# start of Data rows

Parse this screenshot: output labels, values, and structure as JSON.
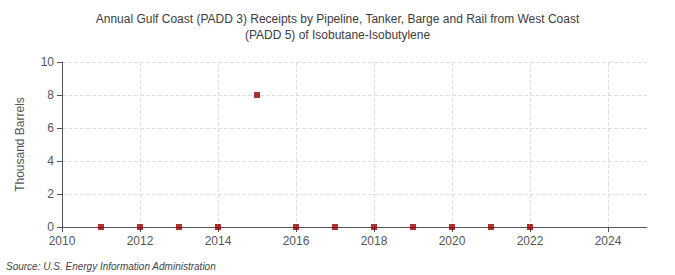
{
  "chart_data": {
    "type": "scatter",
    "title": "Annual Gulf Coast (PADD 3) Receipts by Pipeline, Tanker, Barge and Rail from West Coast\n(PADD 5) of Isobutane-Isobutylene",
    "ylabel": "Thousand Barrels",
    "source": "Source: U.S. Energy Information Administration",
    "x": [
      2011,
      2012,
      2013,
      2014,
      2015,
      2016,
      2017,
      2018,
      2019,
      2020,
      2021,
      2022
    ],
    "values": [
      0,
      0,
      0,
      0,
      8,
      0,
      0,
      0,
      0,
      0,
      0,
      0
    ],
    "color": "#990000",
    "marker": "square",
    "xlim": [
      2010,
      2025
    ],
    "xticks": [
      2010,
      2012,
      2014,
      2016,
      2018,
      2020,
      2022,
      2024
    ],
    "ylim": [
      0,
      10
    ],
    "yticks": [
      0,
      2,
      4,
      6,
      8,
      10
    ],
    "grid": true
  }
}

# end of Data rows

None of the pictures should appear; repeat the records exactly otherwise.

:: Written answer ::
Parse this screenshot: output labels, values, and structure as JSON.
{
  "chart_data": {
    "type": "scatter",
    "title": "Annual Gulf Coast (PADD 3) Receipts by Pipeline, Tanker, Barge and Rail from West Coast\n(PADD 5) of Isobutane-Isobutylene",
    "ylabel": "Thousand Barrels",
    "source": "Source: U.S. Energy Information Administration",
    "x": [
      2011,
      2012,
      2013,
      2014,
      2015,
      2016,
      2017,
      2018,
      2019,
      2020,
      2021,
      2022
    ],
    "values": [
      0,
      0,
      0,
      0,
      8,
      0,
      0,
      0,
      0,
      0,
      0,
      0
    ],
    "color": "#990000",
    "marker": "square",
    "xlim": [
      2010,
      2025
    ],
    "xticks": [
      2010,
      2012,
      2014,
      2016,
      2018,
      2020,
      2022,
      2024
    ],
    "ylim": [
      0,
      10
    ],
    "yticks": [
      0,
      2,
      4,
      6,
      8,
      10
    ],
    "grid": true
  }
}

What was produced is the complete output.